Transcript entries for document pages:
§ §

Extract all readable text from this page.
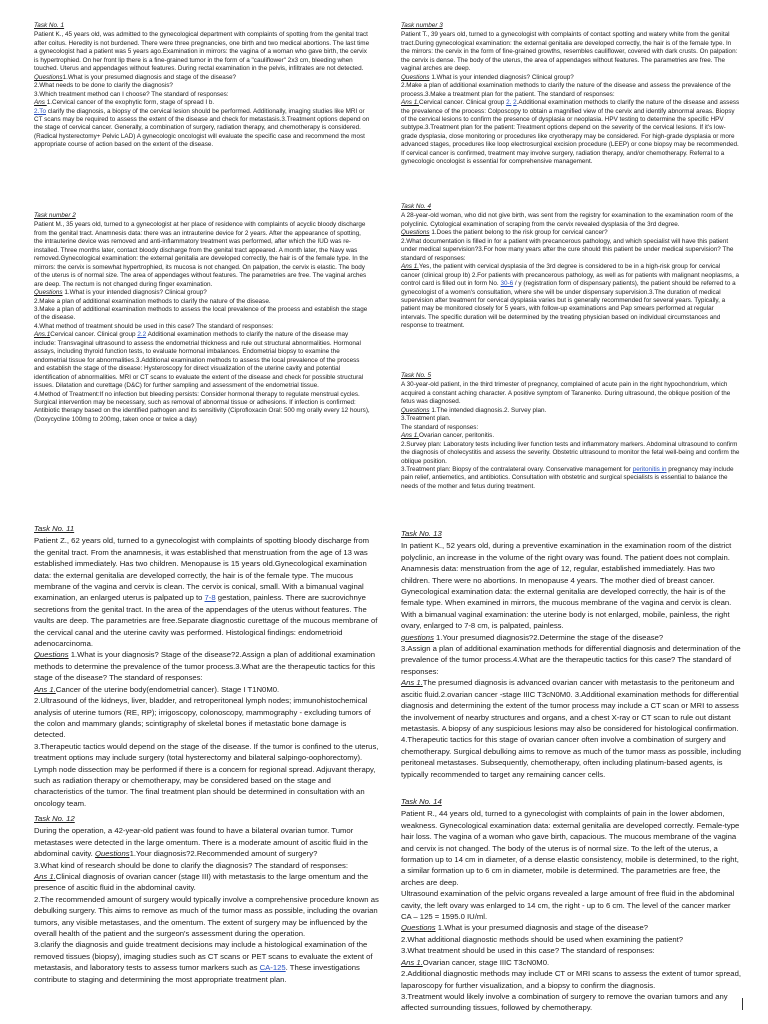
Task No. 1

Patient K., 45 years old, was admitted to the gynecological department with complaints of spotting from the genital tract after coitus. Heredity is not burdened. There were three pregnancies, one birth and two medical abortions. The last time a gynecologist had a patient was 5 years ago.Examination in mirrors: the vagina of a woman who gave birth, the cervix is hypertrophied. On her front lip there is a fine-grained tumor in the form of a "cauliflower" 2x3 cm, bleeding when touched. Uterus and appendages without features. During rectal examination in the pelvis, infiltrates are not detected.

Questions1.What is your presumed diagnosis and stage of the disease?

2.What needs to be done to clarify the diagnosis?

3.Which treatment method can I choose? The standard of responses:

Ans 1.Cervical cancer of the exophytic form, stage of spread I b.

2.To clarify the diagnosis, a biopsy of the cervical lesion should be performed. Additionally, imaging studies like MRI or CT scans may be required to assess the extent of the disease and check for metastasis.3.Treatment options depend on the stage of cervical cancer. Generally, a combination of surgery, radiation therapy, and chemotherapy is considered. (Radical hysterectomy+ Pelvic LAD) A gynecologic oncologist will evaluate the specific case and recommend the most appropriate course of action based on the extent of the disease.

Task number 2

Patient M., 35 years old, turned to a gynecologist at her place of residence with complaints of acyclic bloody discharge from the genital tract. Anamnesis data: there was an intrauterine device for 2 years. After the appearance of spotting, the intrauterine device was removed and anti-inflammatory treatment was performed, after which the IUD was re-installed. Three months later, contact bloody discharge from the genital tract appeared. A month later, the Navy was removed.Gynecological examination: the external genitalia are developed correctly, the hair is of the female type. In the mirrors: the cervix is somewhat hypertrophied, its mucosa is not changed. On palpation, the cervix is elastic. The body of the uterus is of normal size. The area of appendages without features. The parametries are free. The vaginal arches are deep. The rectum is not changed during finger examination.

Questions 1.What is your intended diagnosis? Clinical group?

2.Make a plan of additional examination methods to clarify the nature of the disease.

3.Make a plan of additional examination methods to assess the local prevalence of the process and establish the stage of the disease.

4.What method of treatment should be used in this case? The standard of responses:

Ans.1Cervical cancer. Clinical group 2.2 Additional examination methods to clarify the nature of the disease may include: Transvaginal ultrasound to assess the endometrial thickness and rule out structural abnormalities. Hormonal assays, including thyroid function tests, to evaluate hormonal imbalances. Endometrial biopsy to examine the endometrial tissue for abnormalities.3.Additional examination methods to assess the local prevalence of the process and establish the stage of the disease: Hysteroscopy for direct visualization of the uterine cavity and potential identification of abnormalities. MRI or CT scans to evaluate the extent of the disease and check for possible structural issues. Dilatation and curettage (D&C) for further sampling and assessment of the endometrial tissue.

4.Method of Treatment:If no infection but bleeding persists: Consider hormonal therapy to regulate menstrual cycles. Surgical intervention may be necessary, such as removal of abnormal tissue or adhesions. If infection is confirmed: Antibiotic therapy based on the identified pathogen and its sensitivity (Ciprofloxacin Oral: 500 mg orally every 12 hours), (Doxycycline 100mg to 200mg, taken once or twice a day)

Task number 3

Patient T., 39 years old, turned to a gynecologist with complaints of contact spotting and watery white from the genital tract.During gynecological examination: the external genitalia are developed correctly, the hair is of the female type. In the mirrors: the cervix in the form of fine-grained growths, resembles cauliflower, covered with dark crusts. On palpation: the cervix is dense. The body of the uterus, the area of appendages without features. The parametries are free. The vaginal arches are deep.

Questions 1.What is your intended diagnosis? Clinical group?

2.Make a plan of additional examination methods to clarify the nature of the disease and assess the prevalence of the process.3.Make a treatment plan for the patient. The standard of responses:

Ans 1.Cervical cancer. Clinical group 2. 2.Additional examination methods to clarify the nature of the disease and assess the prevalence of the process: Colposcopy to obtain a magnified view of the cervix and identify abnormal areas. Biopsy of the cervical lesions to confirm the presence of dysplasia or neoplasia. HPV testing to determine the specific HPV subtype.3.Treatment plan for the patient: Treatment options depend on the severity of the cervical lesions. If it's low-grade dysplasia, close monitoring or procedures like cryotherapy may be considered. For high-grade dysplasia or more advanced stages, procedures like loop electrosurgical excision procedure (LEEP) or cone biopsy may be recommended. If cervical cancer is confirmed, treatment may involve surgery, radiation therapy, and/or chemotherapy. Referral to a gynecologic oncologist is essential for comprehensive management.

Task No. 4

A 28-year-old woman, who did not give birth, was sent from the registry for examination to the examination room of the polyclinic. Cytological examination of scraping from the cervix revealed dysplasia of the 3rd degree.

Questions 1.Does the patient belong to the risk group for cervical cancer?

2.What documentation is filled in for a patient with precancerous pathology, and which specialist will have this patient under medical supervision?3.For how many years after the cure should this patient be under medical supervision? The standard of responses:

Ans 1.Yes, the patient with cervical dysplasia of the 3rd degree is considered to be in a high-risk group for cervical cancer (clinical group Ib) 2.For patients with precancerous pathology, as well as for patients with malignant neoplasms, a control card is filled out in form No. 30-6 / y (registration form of dispensary patients), the patient should be referred to a gynecologist of a women's consultation, where she will be under dispensary supervision.3.The duration of medical supervision after treatment for cervical dysplasia varies but is generally recommended for several years. Typically, a patient may be monitored closely for 5 years, with follow-up examinations and Pap smears performed at regular intervals. The specific duration will be determined by the treating physician based on individual circumstances and response to treatment.

Task No. 5

A 30-year-old patient, in the third trimester of pregnancy, complained of acute pain in the right hypochondrium, which acquired a constant aching character. A positive symptom of Taranenko. During ultrasound, the oblique position of the fetus was diagnosed.

Questions 1.The intended diagnosis.2. Survey plan.

3.Treatment plan.

The standard of responses:

Ans 1.Ovarian cancer, peritonitis.

2.Survey plan: Laboratory tests including liver function tests and inflammatory markers. Abdominal ultrasound to confirm the diagnosis of cholecystitis and assess the severity. Obstetric ultrasound to monitor the fetal well-being and confirm the oblique position.

3.Treatment plan: Biopsy of the contralateral ovary. Conservative management for peritonitis in pregnancy may include pain relief, antiemetics, and antibiotics. Consultation with obstetric and surgical specialists is essential to balance the needs of the mother and fetus during treatment.

Task No. 11

Patient Z., 62 years old, turned to a gynecologist with complaints of spotting bloody discharge from the genital tract. From the anamnesis, it was established that menstruation from the age of 13 was established immediately. Has two children. Menopause is 15 years old.Gynecological examination data: the external genitalia are developed correctly, the hair is of the female type. The mucous membrane of the vagina and cervix is clean. The cervix is conical, small. With a bimanual vaginal examination, an enlarged uterus is palpated up to 7-8 gestation, painless. There are sucrovichnye secretions from the genital tract. In the area of the appendages of the uterus without features. The vaults are deep. The parametries are free.Separate diagnostic curettage of the mucous membrane of the cervical canal and the uterine cavity was performed. Histological findings: endometrioid adenocarcinoma.

Questions 1.What is your diagnosis? Stage of the disease?2.Assign a plan of additional examination methods to determine the prevalence of the tumor process.3.What are the therapeutic tactics for this stage of the disease? The standard of responses:

Ans 1.Cancer of the uterine body(endometrial cancer). Stage I T1N0M0.

2.Ultrasound of the kidneys, liver, bladder, and retroperitoneal lymph nodes; immunohistochemical analysis of uterine tumors (RE, RP); irrigoscopy, colonoscopy, mammography - excluding tumors of the colon and mammary glands; scintigraphy of skeletal bones if metastatic bone damage is detected.

3.Therapeutic tactics would depend on the stage of the disease. If the tumor is confined to the uterus, treatment options may include surgery (total hysterectomy and bilateral salpingo-oophorectomy). Lymph node dissection may be performed if there is a concern for regional spread. Adjuvant therapy, such as radiation therapy or chemotherapy, may be considered based on the stage and characteristics of the tumor. The final treatment plan should be determined in consultation with an oncology team.

Task No. 12

During the operation, a 42-year-old patient was found to have a bilateral ovarian tumor. Tumor metastases were detected in the large omentum. There is a moderate amount of ascitic fluid in the abdominal cavity. Questions1.Your diagnosis?2.Recommended amount of surgery?

3.What kind of research should be done to clarify the diagnosis? The standard of responses:

Ans 1.Clinical diagnosis of ovarian cancer (stage III) with metastasis to the large omentum and the presence of ascitic fluid in the abdominal cavity.

2.The recommended amount of surgery would typically involve a comprehensive procedure known as debulking surgery. This aims to remove as much of the tumor mass as possible, including the ovarian tumors, any visible metastases, and the omentum. The extent of surgery may be influenced by the overall health of the patient and the surgeon's assessment during the operation.

3.clarify the diagnosis and guide treatment decisions may include a histological examination of the removed tissues (biopsy), imaging studies such as CT scans or PET scans to evaluate the extent of metastasis, and laboratory tests to assess tumor markers such as CA-125. These investigations contribute to staging and determining the most appropriate treatment plan.

Task No. 13

In patient K., 52 years old, during a preventive examination in the examination room of the district polyclinic, an increase in the volume of the right ovary was found. The patient does not complain. Anamnesis data: menstruation from the age of 12, regular, established immediately. Has two children. There were no abortions. In menopause 4 years. The mother died of breast cancer.

Gynecological examination data: the external genitalia are developed correctly, the hair is of the female type. When examined in mirrors, the mucous membrane of the vagina and cervix is clean. With a bimanual vaginal examination: the uterine body is not enlarged, mobile, painless, the right ovary, enlarged to 7-8 cm, is palpated, painless.

questions 1.Your presumed diagnosis?2.Determine the stage of the disease?

3.Assign a plan of additional examination methods for differential diagnosis and determination of the prevalence of the tumor process.4.What are the therapeutic tactics for this case? The standard of responses:

Ans 1.The presumed diagnosis is advanced ovarian cancer with metastasis to the peritoneum and ascitic fluid.2.ovarian cancer -stage IIIC T3cN0M0. 3.Additional examination methods for differential diagnosis and determining the extent of the tumor process may include a CT scan or MRI to assess the involvement of nearby structures and organs, and a chest X-ray or CT scan to rule out distant metastasis. A biopsy of any suspicious lesions may also be considered for histological confirmation.

4.Therapeutic tactics for this stage of ovarian cancer often involve a combination of surgery and chemotherapy. Surgical debulking aims to remove as much of the tumor mass as possible, including peritoneal metastases. Subsequently, chemotherapy, often including platinum-based agents, is typically recommended to target any remaining cancer cells.

Task No. 14

Patient R., 44 years old, turned to a gynecologist with complaints of pain in the lower abdomen, weakness. Gynecological examination data: external genitalia are developed correctly. Female-type hair loss. The vagina of a woman who gave birth, capacious. The mucous membrane of the vagina and cervix is not changed. The body of the uterus is of normal size. To the left of the uterus, a formation up to 14 cm in diameter, of a dense elastic consistency, mobile is determined, to the right, a similar formation up to 6 cm in diameter, mobile is determined. The parametries are free, the arches are deep.

Ultrasound examination of the pelvic organs revealed a large amount of free fluid in the abdominal cavity, the left ovary was enlarged to 14 cm, the right - up to 6 cm. The level of the cancer marker CA – 125 = 1595.0 IU/ml.

Questions 1.What is your presumed diagnosis and stage of the disease?

2.What additional diagnostic methods should be used when examining the patient?

3.What treatment should be used in this case? The standard of responses:

Ans 1.Ovarian cancer, stage IIIC T3cN0M0.

2.Additional diagnostic methods may include CT or MRI scans to assess the extent of tumor spread, laparoscopy for further visualization, and a biopsy to confirm the diagnosis.

3.Treatment would likely involve a combination of surgery to remove the ovarian tumors and any affected surrounding tissues, followed by chemotherapy.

§ §

# [GOAL OF THE EXERCISE]
Look over the entries above. Copy every line that contains the word "used".

# [SOLUTION]
4.What method of treatment should be used in this case? The standard of responses:
2.What additional diagnostic methods should be used when examining the patient?
3.What treatment should be used in this case? The standard of responses:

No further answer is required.